**EXCERTO PARA LEITURA:**
******
Trata-se de uma medida incoerente na técnica e, sobretudo, errada no timing. Na técnica, porque apresenta diferenças relativamente à regra já existente para as sociedades de responsabilidade limitada. No timing na medida em que estas sociedades são tipicamente utilizadas para estruturar grandes investimentos imobiliários. Se associada ao já anunciado fim dos vistos gold para investimentos imobiliários em Lisboa e Porto, verifica-se a aprovação de duas medidas que reduzem a liquidez do mercado imobiliário num ambiente económico já por si adverso. Ensina a ciência económica que este tipo de medidas se adota em contra ciclo.

 

O que não está (e devia estar)

Analisados as principais propostas de natureza fiscal vertidas na Proposta de Lei, resta agora referir o que, do nosso ponto de vista não está, mas deveria estar.
******
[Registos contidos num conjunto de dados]

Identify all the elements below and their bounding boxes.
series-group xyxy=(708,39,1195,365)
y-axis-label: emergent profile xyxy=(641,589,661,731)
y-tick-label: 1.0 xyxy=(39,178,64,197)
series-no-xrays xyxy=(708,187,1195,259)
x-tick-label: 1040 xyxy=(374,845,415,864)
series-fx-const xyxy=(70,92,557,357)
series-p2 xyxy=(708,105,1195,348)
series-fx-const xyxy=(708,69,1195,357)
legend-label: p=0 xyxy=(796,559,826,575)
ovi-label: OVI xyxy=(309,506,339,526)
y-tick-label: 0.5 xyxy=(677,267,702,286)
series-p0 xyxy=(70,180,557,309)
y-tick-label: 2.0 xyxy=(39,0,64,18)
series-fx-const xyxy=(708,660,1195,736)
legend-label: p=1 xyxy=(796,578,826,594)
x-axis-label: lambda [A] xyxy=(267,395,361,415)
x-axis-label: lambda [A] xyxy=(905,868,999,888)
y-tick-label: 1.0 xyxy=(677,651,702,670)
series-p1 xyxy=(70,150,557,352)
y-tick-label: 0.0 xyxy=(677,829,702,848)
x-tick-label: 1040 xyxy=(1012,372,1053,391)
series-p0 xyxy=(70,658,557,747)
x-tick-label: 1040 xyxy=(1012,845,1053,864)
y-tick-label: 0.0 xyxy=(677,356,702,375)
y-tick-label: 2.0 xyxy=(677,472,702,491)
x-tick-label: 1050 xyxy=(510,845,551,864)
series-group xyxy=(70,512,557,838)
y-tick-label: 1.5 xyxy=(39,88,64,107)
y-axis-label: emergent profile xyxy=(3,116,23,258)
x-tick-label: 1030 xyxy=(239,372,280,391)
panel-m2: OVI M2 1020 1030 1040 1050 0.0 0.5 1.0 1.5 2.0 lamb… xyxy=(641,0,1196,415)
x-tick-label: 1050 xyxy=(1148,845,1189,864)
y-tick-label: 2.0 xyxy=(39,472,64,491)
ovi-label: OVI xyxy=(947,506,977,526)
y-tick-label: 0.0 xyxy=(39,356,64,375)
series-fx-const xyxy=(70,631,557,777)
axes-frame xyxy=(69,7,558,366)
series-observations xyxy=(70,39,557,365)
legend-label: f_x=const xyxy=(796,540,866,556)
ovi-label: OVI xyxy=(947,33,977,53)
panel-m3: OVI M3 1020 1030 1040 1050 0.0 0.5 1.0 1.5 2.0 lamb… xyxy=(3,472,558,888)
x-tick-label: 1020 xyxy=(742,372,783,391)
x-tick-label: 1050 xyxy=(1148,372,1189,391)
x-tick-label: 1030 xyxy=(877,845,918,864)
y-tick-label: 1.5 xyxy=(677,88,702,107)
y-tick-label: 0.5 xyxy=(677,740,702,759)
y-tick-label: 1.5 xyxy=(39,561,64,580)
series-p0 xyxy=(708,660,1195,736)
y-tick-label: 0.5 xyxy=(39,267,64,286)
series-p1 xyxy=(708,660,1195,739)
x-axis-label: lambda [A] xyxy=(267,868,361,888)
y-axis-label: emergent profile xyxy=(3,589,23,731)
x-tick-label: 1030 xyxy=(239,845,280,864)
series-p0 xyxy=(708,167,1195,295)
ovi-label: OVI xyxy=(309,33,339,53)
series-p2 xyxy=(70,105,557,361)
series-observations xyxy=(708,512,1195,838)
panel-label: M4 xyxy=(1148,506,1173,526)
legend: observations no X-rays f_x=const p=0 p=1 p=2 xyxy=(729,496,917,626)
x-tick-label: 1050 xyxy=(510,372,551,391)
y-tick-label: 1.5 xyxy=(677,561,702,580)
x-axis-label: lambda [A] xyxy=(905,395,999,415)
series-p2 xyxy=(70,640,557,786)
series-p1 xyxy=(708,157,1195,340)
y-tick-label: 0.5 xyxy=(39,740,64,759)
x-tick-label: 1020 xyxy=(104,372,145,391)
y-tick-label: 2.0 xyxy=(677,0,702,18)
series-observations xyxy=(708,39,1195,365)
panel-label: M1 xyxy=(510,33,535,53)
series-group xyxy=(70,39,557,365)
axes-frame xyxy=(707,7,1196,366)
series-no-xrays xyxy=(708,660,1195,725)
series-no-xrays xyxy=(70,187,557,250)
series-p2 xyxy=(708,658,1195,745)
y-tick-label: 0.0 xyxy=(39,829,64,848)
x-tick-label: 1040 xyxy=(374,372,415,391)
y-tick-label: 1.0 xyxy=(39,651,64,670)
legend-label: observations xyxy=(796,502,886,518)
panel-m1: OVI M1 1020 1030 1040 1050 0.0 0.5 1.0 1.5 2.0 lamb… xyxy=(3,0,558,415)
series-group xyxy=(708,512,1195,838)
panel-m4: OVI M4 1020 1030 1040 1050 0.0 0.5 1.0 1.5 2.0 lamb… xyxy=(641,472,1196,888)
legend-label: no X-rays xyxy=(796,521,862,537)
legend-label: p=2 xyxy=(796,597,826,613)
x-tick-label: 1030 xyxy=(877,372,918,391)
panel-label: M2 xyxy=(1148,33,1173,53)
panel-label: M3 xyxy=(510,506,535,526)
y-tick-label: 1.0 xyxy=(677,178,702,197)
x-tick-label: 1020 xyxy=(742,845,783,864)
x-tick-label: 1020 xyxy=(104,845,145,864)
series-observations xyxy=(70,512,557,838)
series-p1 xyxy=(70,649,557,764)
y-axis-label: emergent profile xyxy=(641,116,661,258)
******
**INSTRUÇÕES:**
1. Extraia do excerto sobre medidas fiscais o trecho que começa nas palavras "Trata-se de uma" e termina logo após "mas deveria estar.".
2. No excerto sobre medidas fiscais, enumere todas as palavras escritas com inicial maiúscula que surgem a meio de uma frase.

**RESULTADOS ESPERADOS:**
1.
Trata-se de uma medida incoerente na técnica e, sobretudo, errada no timing. Na técnica, porque apresenta diferenças relativamente à regra já existente para as sociedades de responsabilidade limitada. No timing na medida em que estas sociedades são tipicamente utilizadas para estruturar grandes investimentos imobiliários. Se associada ao já anunciado fim dos vistos gold para investimentos imobiliários em Lisboa e Porto, verifica-se a aprovação de duas medidas que reduzem a liquidez do mercado imobiliário num ambiente económico já por si adverso. Ensina a ciência económica que este tipo de medidas se adota em contra ciclo.

 

O que não está (e devia estar)

Analisados as principais propostas de natureza fiscal vertidas na Proposta de Lei, resta agora referir o que, do nosso ponto de vista não está, mas deveria estar.

2. Lisboa, Porto, Proposta, Lei